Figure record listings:

· · · · ·

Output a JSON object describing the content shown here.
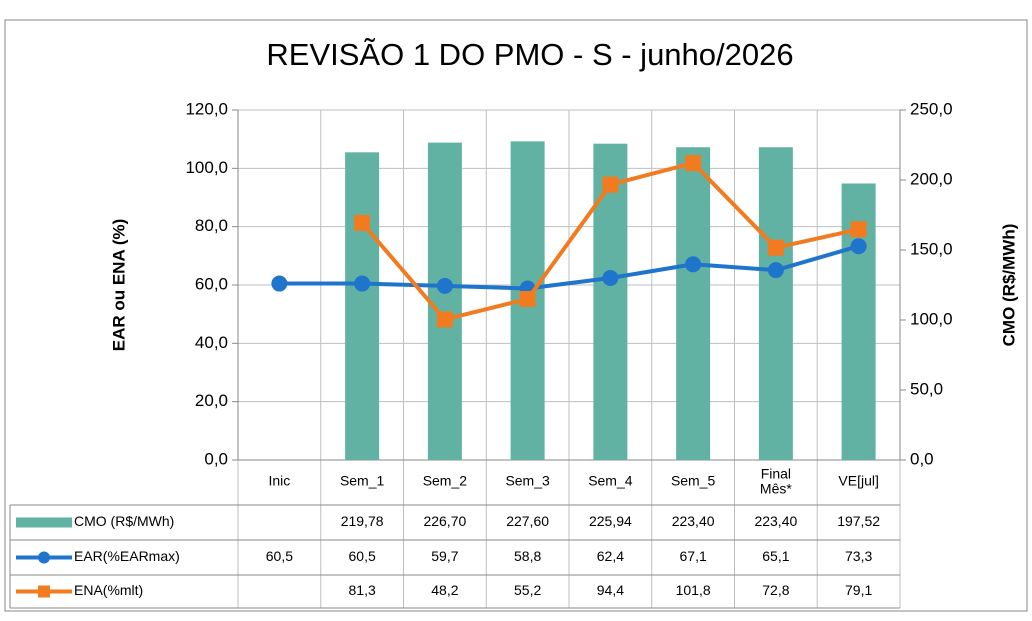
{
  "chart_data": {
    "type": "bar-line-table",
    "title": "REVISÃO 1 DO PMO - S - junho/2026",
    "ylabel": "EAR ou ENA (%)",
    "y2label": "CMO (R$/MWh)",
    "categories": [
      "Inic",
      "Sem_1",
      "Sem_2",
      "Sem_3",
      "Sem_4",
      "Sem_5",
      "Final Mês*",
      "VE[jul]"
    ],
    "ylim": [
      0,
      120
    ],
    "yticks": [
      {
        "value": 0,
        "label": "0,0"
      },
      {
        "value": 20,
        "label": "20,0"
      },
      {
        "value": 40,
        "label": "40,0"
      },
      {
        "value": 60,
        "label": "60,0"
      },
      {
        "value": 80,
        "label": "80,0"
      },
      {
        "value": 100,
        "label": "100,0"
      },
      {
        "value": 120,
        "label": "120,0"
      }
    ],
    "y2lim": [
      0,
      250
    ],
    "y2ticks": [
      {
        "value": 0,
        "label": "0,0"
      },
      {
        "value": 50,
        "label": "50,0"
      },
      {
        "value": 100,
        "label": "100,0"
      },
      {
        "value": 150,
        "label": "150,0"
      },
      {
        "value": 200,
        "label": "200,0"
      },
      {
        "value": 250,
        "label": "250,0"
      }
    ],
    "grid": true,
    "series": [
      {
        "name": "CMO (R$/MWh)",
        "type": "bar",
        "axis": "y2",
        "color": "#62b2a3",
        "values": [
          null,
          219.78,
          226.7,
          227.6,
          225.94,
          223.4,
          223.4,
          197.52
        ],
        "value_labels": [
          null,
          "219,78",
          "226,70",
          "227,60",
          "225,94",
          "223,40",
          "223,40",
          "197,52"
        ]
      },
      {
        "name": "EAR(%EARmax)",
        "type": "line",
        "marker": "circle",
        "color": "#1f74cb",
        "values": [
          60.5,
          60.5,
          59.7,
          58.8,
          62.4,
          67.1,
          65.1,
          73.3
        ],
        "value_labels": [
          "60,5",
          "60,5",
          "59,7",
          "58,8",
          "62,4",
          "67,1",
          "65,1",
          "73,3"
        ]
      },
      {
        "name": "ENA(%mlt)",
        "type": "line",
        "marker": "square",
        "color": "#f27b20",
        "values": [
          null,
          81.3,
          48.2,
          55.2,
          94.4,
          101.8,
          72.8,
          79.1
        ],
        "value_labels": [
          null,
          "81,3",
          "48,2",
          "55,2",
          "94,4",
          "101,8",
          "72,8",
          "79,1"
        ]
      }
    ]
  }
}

· · · · ·

» Task prompt: Where a line contains "color", copy that line.

» Completed task:
        "color": "#62b2a3",
        "color": "#1f74cb",
        "color": "#f27b20",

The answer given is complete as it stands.